**GIVEN PROBLEM**
Using the records below, locate all lines containing "afraid" and return them.

**RECORDS FOR THE EXERCISE**
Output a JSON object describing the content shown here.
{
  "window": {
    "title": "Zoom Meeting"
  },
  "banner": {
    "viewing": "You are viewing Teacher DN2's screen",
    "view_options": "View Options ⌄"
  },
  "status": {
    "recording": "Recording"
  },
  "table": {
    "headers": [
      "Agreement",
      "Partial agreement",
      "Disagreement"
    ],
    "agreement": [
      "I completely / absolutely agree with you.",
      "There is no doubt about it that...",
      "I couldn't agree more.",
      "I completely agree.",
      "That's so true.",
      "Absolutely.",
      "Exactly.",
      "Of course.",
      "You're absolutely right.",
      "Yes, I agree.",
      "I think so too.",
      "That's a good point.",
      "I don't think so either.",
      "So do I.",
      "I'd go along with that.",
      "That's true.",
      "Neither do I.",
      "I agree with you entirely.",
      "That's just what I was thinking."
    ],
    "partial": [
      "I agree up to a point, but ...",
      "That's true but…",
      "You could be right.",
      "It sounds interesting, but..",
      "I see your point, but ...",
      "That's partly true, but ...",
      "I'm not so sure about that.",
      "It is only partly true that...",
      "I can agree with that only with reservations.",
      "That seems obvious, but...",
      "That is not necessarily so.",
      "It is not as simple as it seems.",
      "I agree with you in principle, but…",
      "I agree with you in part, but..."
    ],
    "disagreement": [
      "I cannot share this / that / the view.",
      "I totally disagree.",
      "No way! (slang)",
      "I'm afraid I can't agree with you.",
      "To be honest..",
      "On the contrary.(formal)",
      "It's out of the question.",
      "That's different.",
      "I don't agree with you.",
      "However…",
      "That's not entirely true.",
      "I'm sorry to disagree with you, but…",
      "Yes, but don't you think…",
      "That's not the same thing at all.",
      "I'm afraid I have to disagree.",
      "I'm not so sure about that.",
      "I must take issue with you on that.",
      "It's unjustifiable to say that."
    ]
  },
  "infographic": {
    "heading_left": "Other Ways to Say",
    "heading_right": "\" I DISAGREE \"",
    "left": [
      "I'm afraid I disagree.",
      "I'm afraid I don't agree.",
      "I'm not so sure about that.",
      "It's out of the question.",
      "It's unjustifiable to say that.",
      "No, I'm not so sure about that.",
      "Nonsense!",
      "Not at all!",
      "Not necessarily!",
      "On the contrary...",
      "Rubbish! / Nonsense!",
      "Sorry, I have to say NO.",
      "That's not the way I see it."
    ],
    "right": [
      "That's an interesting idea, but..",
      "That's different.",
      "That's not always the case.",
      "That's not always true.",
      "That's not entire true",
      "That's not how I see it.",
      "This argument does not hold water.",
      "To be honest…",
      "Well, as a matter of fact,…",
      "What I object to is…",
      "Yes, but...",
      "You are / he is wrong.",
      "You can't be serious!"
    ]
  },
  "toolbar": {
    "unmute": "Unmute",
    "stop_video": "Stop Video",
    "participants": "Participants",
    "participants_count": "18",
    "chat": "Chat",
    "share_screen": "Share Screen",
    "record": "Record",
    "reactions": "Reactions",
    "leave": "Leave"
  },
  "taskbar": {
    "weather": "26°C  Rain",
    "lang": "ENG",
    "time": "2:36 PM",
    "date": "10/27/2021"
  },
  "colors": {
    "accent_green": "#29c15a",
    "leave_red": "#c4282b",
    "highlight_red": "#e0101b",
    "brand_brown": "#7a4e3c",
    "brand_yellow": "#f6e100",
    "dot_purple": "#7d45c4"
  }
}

**WRITTEN REPLY**
      "I'm afraid I can't agree with you.",
      "I'm afraid I have to disagree.",
      "I'm afraid I disagree.",
      "I'm afraid I don't agree.",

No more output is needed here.